### Material for the task
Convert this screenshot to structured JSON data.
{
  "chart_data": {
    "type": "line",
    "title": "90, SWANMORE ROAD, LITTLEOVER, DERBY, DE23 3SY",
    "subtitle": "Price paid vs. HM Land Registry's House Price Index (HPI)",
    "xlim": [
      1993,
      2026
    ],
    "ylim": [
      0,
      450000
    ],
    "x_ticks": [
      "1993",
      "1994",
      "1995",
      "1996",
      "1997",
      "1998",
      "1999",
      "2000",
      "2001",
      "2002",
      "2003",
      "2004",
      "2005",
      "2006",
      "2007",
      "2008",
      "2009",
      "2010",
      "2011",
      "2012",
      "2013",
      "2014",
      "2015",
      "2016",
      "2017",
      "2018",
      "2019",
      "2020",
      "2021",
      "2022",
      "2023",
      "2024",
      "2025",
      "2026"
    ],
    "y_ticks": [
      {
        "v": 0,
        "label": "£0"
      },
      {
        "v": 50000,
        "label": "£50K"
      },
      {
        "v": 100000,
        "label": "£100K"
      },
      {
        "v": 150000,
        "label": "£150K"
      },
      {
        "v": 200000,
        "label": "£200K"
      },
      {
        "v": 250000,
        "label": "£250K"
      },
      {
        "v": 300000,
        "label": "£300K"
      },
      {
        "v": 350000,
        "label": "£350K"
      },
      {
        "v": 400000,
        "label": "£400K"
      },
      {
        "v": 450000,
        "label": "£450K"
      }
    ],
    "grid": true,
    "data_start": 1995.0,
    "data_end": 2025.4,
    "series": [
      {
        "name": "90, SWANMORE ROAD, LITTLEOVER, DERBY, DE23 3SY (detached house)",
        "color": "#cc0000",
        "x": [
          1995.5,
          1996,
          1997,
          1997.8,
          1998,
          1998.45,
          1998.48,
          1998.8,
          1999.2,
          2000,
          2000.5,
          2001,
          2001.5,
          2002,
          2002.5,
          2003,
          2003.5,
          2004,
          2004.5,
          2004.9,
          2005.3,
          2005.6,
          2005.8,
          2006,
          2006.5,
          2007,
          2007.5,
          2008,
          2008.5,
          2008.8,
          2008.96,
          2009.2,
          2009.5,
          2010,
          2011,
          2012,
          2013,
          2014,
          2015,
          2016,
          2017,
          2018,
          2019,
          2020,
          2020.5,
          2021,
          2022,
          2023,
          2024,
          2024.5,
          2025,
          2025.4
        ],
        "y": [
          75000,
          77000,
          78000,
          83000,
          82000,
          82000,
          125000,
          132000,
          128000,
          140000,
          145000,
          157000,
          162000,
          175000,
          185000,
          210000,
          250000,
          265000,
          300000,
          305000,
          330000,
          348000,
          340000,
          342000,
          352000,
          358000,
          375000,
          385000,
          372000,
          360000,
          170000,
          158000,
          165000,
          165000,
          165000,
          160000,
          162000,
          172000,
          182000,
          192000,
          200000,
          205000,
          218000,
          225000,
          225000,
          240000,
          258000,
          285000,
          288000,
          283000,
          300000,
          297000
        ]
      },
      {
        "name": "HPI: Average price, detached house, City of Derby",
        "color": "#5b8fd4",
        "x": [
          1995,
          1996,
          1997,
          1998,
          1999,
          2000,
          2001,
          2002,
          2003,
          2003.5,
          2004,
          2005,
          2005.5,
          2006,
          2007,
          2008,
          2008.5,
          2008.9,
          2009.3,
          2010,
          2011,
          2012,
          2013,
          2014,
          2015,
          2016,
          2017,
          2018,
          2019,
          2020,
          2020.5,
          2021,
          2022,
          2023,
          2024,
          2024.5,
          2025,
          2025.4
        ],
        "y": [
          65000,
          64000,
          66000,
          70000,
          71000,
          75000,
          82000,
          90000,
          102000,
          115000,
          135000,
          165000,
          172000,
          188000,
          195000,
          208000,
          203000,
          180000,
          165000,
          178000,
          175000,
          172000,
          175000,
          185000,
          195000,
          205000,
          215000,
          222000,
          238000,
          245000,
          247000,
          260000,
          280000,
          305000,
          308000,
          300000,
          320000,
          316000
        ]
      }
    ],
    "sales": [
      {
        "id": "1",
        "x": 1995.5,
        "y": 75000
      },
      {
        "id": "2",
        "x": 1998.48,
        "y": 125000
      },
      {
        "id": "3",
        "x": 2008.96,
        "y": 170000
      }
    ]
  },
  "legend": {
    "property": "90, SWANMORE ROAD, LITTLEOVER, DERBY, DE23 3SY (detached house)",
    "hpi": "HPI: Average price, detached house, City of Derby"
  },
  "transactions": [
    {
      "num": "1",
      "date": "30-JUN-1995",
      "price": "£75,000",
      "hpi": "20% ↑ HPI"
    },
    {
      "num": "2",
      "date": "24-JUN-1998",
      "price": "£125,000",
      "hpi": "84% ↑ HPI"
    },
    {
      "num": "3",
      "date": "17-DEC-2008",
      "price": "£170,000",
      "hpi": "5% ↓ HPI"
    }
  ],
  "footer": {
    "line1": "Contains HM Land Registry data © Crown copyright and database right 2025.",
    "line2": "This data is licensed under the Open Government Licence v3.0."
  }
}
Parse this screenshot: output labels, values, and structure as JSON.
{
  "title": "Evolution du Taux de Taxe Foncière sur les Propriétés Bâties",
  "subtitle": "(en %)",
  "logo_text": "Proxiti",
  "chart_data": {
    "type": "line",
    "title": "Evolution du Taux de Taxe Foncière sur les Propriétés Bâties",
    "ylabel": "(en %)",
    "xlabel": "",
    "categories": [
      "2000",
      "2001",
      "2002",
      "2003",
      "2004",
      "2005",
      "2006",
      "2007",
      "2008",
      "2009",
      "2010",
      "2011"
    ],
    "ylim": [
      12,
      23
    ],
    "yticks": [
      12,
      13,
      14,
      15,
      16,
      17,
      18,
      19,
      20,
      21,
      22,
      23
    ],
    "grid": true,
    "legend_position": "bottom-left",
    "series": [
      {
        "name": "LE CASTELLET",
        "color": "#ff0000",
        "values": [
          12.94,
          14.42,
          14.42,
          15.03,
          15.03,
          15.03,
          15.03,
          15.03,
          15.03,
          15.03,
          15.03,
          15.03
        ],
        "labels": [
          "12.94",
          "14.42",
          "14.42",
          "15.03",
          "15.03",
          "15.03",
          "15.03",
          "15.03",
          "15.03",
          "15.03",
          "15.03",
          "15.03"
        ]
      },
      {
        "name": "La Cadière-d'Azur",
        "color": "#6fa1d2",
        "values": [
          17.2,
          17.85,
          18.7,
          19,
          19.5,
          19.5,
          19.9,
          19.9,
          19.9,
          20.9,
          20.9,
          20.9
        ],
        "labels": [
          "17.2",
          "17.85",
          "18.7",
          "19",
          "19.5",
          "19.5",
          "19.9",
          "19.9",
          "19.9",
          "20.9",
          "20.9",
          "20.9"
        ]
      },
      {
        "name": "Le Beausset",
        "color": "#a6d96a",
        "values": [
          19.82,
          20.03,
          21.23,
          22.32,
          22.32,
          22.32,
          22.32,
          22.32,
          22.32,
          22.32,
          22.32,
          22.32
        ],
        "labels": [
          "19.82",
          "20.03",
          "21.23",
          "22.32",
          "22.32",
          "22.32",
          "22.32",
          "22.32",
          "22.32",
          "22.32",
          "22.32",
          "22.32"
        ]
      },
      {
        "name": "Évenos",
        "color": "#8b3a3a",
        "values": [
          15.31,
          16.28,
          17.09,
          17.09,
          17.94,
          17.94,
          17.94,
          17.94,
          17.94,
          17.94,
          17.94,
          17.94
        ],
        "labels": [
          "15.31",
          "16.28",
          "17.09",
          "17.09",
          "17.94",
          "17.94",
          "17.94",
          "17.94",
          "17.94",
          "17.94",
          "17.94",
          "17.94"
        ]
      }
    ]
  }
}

### Written problem
Select and copy every line of the listing with the word "detached".

### Exercise result
        "name": "90, SWANMORE ROAD, LITTLEOVER, DERBY, DE23 3SY (detached house)",
        "name": "HPI: Average price, detached house, City of Derby",
    "property": "90, SWANMORE ROAD, LITTLEOVER, DERBY, DE23 3SY (detached house)",
    "hpi": "HPI: Average price, detached house, City of Derby"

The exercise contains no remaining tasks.